**Problem statement**
Set down, in full, every record in the block.

**Records**

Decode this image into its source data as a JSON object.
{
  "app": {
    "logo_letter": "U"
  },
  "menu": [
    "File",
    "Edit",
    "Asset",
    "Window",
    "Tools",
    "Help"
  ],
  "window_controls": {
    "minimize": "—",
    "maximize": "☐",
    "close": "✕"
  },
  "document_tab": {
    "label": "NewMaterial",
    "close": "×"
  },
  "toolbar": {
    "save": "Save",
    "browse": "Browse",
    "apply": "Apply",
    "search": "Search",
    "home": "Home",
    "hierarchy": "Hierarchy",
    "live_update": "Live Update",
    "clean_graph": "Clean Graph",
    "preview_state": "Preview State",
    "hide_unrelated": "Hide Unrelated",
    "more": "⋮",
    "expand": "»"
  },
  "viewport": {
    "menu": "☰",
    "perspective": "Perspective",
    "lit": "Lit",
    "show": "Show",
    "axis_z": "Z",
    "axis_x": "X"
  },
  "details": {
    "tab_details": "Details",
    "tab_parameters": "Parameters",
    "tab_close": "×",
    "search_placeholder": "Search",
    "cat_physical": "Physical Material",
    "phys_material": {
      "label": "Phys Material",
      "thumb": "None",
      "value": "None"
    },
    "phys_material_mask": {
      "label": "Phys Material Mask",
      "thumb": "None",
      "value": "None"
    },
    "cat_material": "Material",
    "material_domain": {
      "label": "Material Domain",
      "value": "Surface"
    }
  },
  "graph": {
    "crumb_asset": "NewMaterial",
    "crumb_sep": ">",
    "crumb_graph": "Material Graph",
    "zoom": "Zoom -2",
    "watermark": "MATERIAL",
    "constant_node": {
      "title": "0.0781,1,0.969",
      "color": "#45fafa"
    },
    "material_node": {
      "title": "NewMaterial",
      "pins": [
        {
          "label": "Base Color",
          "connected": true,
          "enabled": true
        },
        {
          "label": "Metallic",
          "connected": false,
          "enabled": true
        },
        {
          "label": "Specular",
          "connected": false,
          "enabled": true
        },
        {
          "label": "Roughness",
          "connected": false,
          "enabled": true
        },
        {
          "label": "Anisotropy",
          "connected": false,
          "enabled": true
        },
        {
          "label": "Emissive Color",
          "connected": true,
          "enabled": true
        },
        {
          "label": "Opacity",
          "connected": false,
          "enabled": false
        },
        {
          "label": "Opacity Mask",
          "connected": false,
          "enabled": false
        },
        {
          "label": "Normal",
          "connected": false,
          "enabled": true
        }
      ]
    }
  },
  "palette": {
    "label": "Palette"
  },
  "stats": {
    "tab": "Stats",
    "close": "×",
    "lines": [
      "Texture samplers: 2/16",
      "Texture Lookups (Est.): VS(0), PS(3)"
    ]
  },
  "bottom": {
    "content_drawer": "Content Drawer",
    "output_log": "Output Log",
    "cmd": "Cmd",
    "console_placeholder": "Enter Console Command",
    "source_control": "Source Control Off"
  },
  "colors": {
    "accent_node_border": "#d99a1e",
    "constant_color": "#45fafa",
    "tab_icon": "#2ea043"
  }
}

**Exercise answer**
Decode this image into its source data as a JSON object.
{
  "app": {
    "logo_letter": "U"
  },
  "menu": [
    "File",
    "Edit",
    "Asset",
    "Window",
    "Tools",
    "Help"
  ],
  "window_controls": {
    "minimize": "—",
    "maximize": "☐",
    "close": "✕"
  },
  "document_tab": {
    "label": "NewMaterial",
    "close": "×"
  },
  "toolbar": {
    "save": "Save",
    "browse": "Browse",
    "apply": "Apply",
    "search": "Search",
    "home": "Home",
    "hierarchy": "Hierarchy",
    "live_update": "Live Update",
    "clean_graph": "Clean Graph",
    "preview_state": "Preview State",
    "hide_unrelated": "Hide Unrelated",
    "more": "⋮",
    "expand": "»"
  },
  "viewport": {
    "menu": "☰",
    "perspective": "Perspective",
    "lit": "Lit",
    "show": "Show",
    "axis_z": "Z",
    "axis_x": "X"
  },
  "details": {
    "tab_details": "Details",
    "tab_parameters": "Parameters",
    "tab_close": "×",
    "search_placeholder": "Search",
    "cat_physical": "Physical Material",
    "phys_material": {
      "label": "Phys Material",
      "thumb": "None",
      "value": "None"
    },
    "phys_material_mask": {
      "label": "Phys Material Mask",
      "thumb": "None",
      "value": "None"
    },
    "cat_material": "Material",
    "material_domain": {
      "label": "Material Domain",
      "value": "Surface"
    }
  },
  "graph": {
    "crumb_asset": "NewMaterial",
    "crumb_sep": ">",
    "crumb_graph": "Material Graph",
    "zoom": "Zoom -2",
    "watermark": "MATERIAL",
    "constant_node": {
      "title": "0.0781,1,0.969",
      "color": "#45fafa"
    },
    "material_node": {
      "title": "NewMaterial",
      "pins": [
        {
          "label": "Base Color",
          "connected": true,
          "enabled": true
        },
        {
          "label": "Metallic",
          "connected": false,
          "enabled": true
        },
        {
          "label": "Specular",
          "connected": false,
          "enabled": true
        },
        {
          "label": "Roughness",
          "connected": false,
          "enabled": true
        },
        {
          "label": "Anisotropy",
          "connected": false,
          "enabled": true
        },
        {
          "label": "Emissive Color",
          "connected": true,
          "enabled": true
        },
        {
          "label": "Opacity",
          "connected": false,
          "enabled": false
        },
        {
          "label": "Opacity Mask",
          "connected": false,
          "enabled": false
        },
        {
          "label": "Normal",
          "connected": false,
          "enabled": true
        }
      ]
    }
  },
  "palette": {
    "label": "Palette"
  },
  "stats": {
    "tab": "Stats",
    "close": "×",
    "lines": [
      "Texture samplers: 2/16",
      "Texture Lookups (Est.): VS(0), PS(3)"
    ]
  },
  "bottom": {
    "content_drawer": "Content Drawer",
    "output_log": "Output Log",
    "cmd": "Cmd",
    "console_placeholder": "Enter Console Command",
    "source_control": "Source Control Off"
  },
  "colors": {
    "accent_node_border": "#d99a1e",
    "constant_color": "#45fafa",
    "tab_icon": "#2ea043"
  }
}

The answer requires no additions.